> Required task: Each line below should be retyped exactly, with no pictures.

> Supplied entries:
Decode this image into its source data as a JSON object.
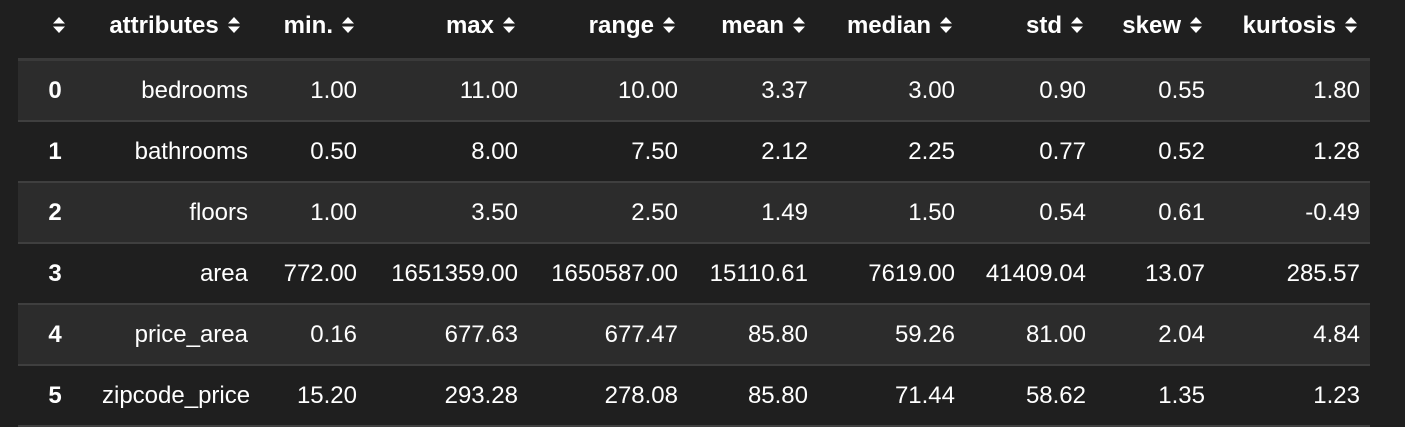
{
  "table": {
    "columns": [
      {
        "key": "index",
        "label": ""
      },
      {
        "key": "attributes",
        "label": "attributes"
      },
      {
        "key": "min",
        "label": "min."
      },
      {
        "key": "max",
        "label": "max"
      },
      {
        "key": "range",
        "label": "range"
      },
      {
        "key": "mean",
        "label": "mean"
      },
      {
        "key": "median",
        "label": "median"
      },
      {
        "key": "std",
        "label": "std"
      },
      {
        "key": "skew",
        "label": "skew"
      },
      {
        "key": "kurtosis",
        "label": "kurtosis"
      }
    ],
    "rows": [
      {
        "index": "0",
        "attributes": "bedrooms",
        "min": "1.00",
        "max": "11.00",
        "range": "10.00",
        "mean": "3.37",
        "median": "3.00",
        "std": "0.90",
        "skew": "0.55",
        "kurtosis": "1.80"
      },
      {
        "index": "1",
        "attributes": "bathrooms",
        "min": "0.50",
        "max": "8.00",
        "range": "7.50",
        "mean": "2.12",
        "median": "2.25",
        "std": "0.77",
        "skew": "0.52",
        "kurtosis": "1.28"
      },
      {
        "index": "2",
        "attributes": "floors",
        "min": "1.00",
        "max": "3.50",
        "range": "2.50",
        "mean": "1.49",
        "median": "1.50",
        "std": "0.54",
        "skew": "0.61",
        "kurtosis": "-0.49"
      },
      {
        "index": "3",
        "attributes": "area",
        "min": "772.00",
        "max": "1651359.00",
        "range": "1650587.00",
        "mean": "15110.61",
        "median": "7619.00",
        "std": "41409.04",
        "skew": "13.07",
        "kurtosis": "285.57"
      },
      {
        "index": "4",
        "attributes": "price_area",
        "min": "0.16",
        "max": "677.63",
        "range": "677.47",
        "mean": "85.80",
        "median": "59.26",
        "std": "81.00",
        "skew": "2.04",
        "kurtosis": "4.84"
      },
      {
        "index": "5",
        "attributes": "zipcode_price",
        "min": "15.20",
        "max": "293.28",
        "range": "278.08",
        "mean": "85.80",
        "median": "71.44",
        "std": "58.62",
        "skew": "1.35",
        "kurtosis": "1.23"
      }
    ],
    "sort_icon": "sort-updown-icon"
  },
  "colors": {
    "background": "#1f1f1f",
    "row_stripe": "#2c2c2c",
    "text": "#ffffff",
    "divider": "#3f3f3f"
  }
}
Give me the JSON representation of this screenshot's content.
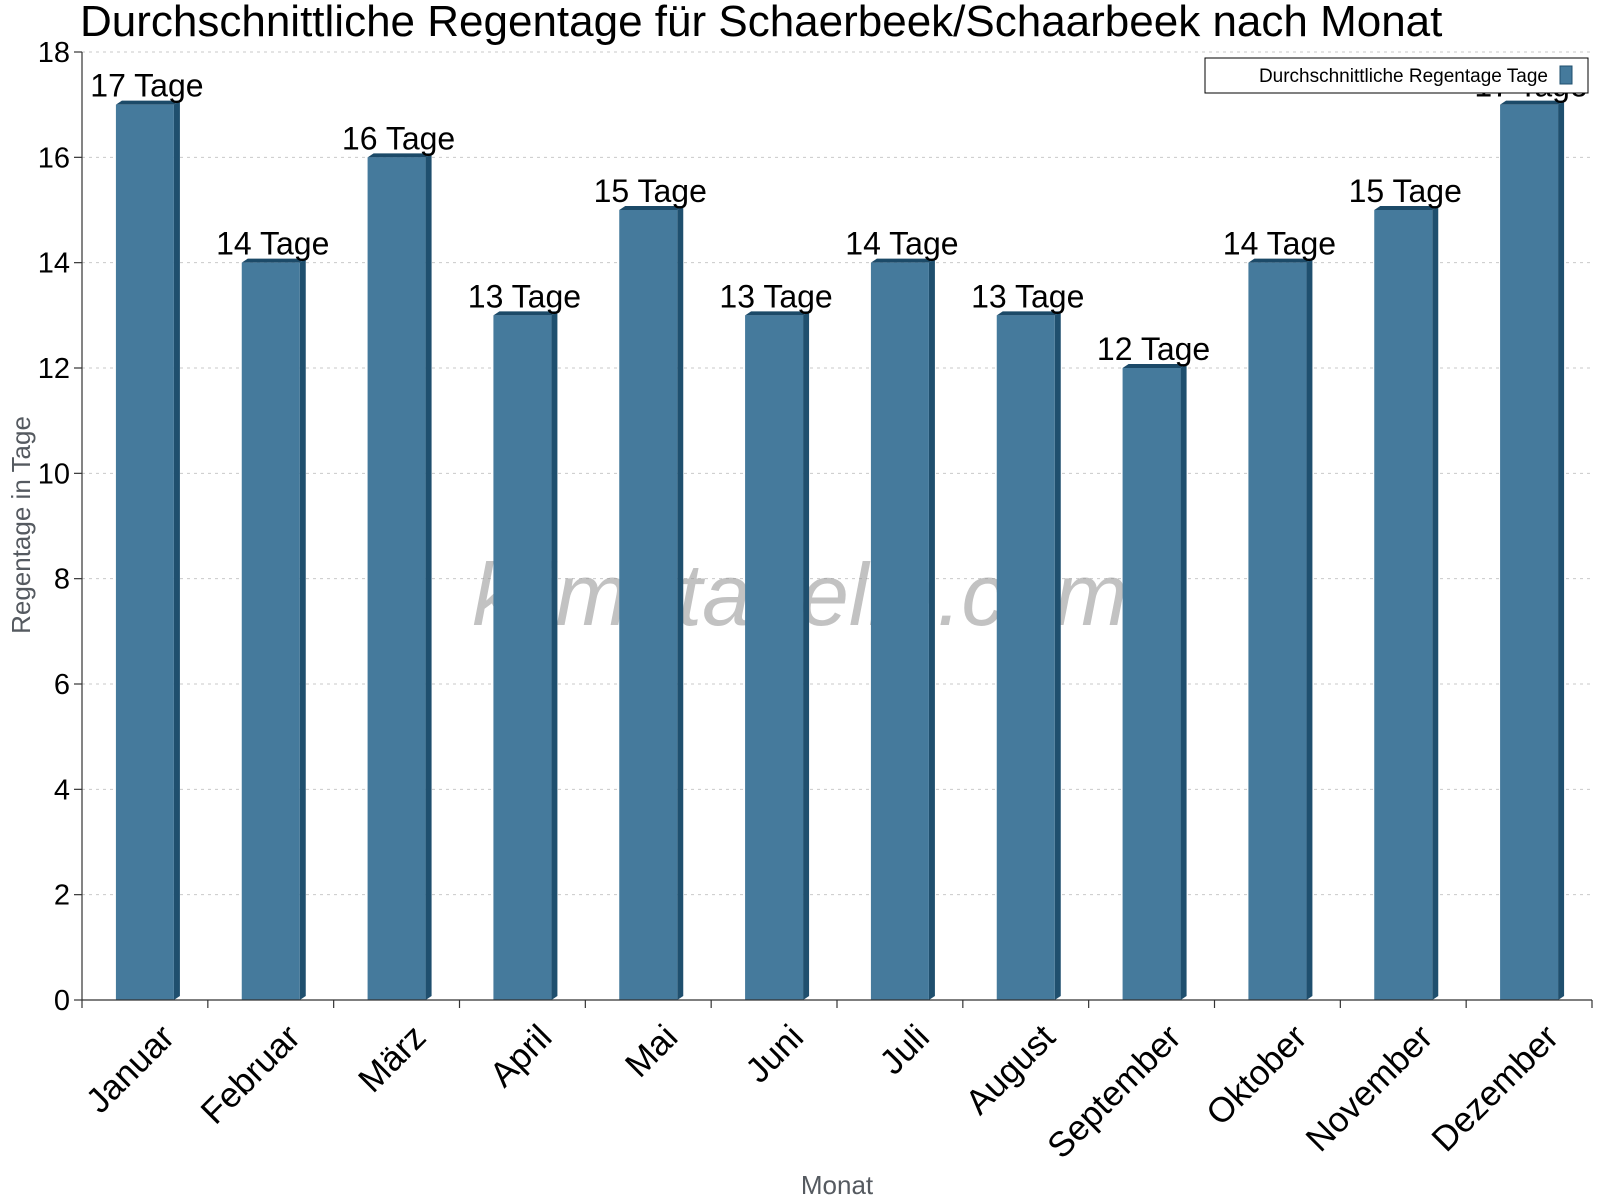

> The output:
Decode this image into its source data as a JSON object.
{
  "table": {
    "columns": [
      {
        "key": "index",
        "label": ""
      },
      {
        "key": "attributes",
        "label": "attributes"
      },
      {
        "key": "min",
        "label": "min."
      },
      {
        "key": "max",
        "label": "max"
      },
      {
        "key": "range",
        "label": "range"
      },
      {
        "key": "mean",
        "label": "mean"
      },
      {
        "key": "median",
        "label": "median"
      },
      {
        "key": "std",
        "label": "std"
      },
      {
        "key": "skew",
        "label": "skew"
      },
      {
        "key": "kurtosis",
        "label": "kurtosis"
      }
    ],
    "rows": [
      {
        "index": "0",
        "attributes": "bedrooms",
        "min": "1.00",
        "max": "11.00",
        "range": "10.00",
        "mean": "3.37",
        "median": "3.00",
        "std": "0.90",
        "skew": "0.55",
        "kurtosis": "1.80"
      },
      {
        "index": "1",
        "attributes": "bathrooms",
        "min": "0.50",
        "max": "8.00",
        "range": "7.50",
        "mean": "2.12",
        "median": "2.25",
        "std": "0.77",
        "skew": "0.52",
        "kurtosis": "1.28"
      },
      {
        "index": "2",
        "attributes": "floors",
        "min": "1.00",
        "max": "3.50",
        "range": "2.50",
        "mean": "1.49",
        "median": "1.50",
        "std": "0.54",
        "skew": "0.61",
        "kurtosis": "-0.49"
      },
      {
        "index": "3",
        "attributes": "area",
        "min": "772.00",
        "max": "1651359.00",
        "range": "1650587.00",
        "mean": "15110.61",
        "median": "7619.00",
        "std": "41409.04",
        "skew": "13.07",
        "kurtosis": "285.57"
      },
      {
        "index": "4",
        "attributes": "price_area",
        "min": "0.16",
        "max": "677.63",
        "range": "677.47",
        "mean": "85.80",
        "median": "59.26",
        "std": "81.00",
        "skew": "2.04",
        "kurtosis": "4.84"
      },
      {
        "index": "5",
        "attributes": "zipcode_price",
        "min": "15.20",
        "max": "293.28",
        "range": "278.08",
        "mean": "85.80",
        "median": "71.44",
        "std": "58.62",
        "skew": "1.35",
        "kurtosis": "1.23"
      }
    ],
    "sort_icon": "sort-updown-icon"
  },
  "colors": {
    "background": "#1f1f1f",
    "row_stripe": "#2c2c2c",
    "text": "#ffffff",
    "divider": "#3f3f3f"
  }
}
Give me the JSON representation of this screenshot's content.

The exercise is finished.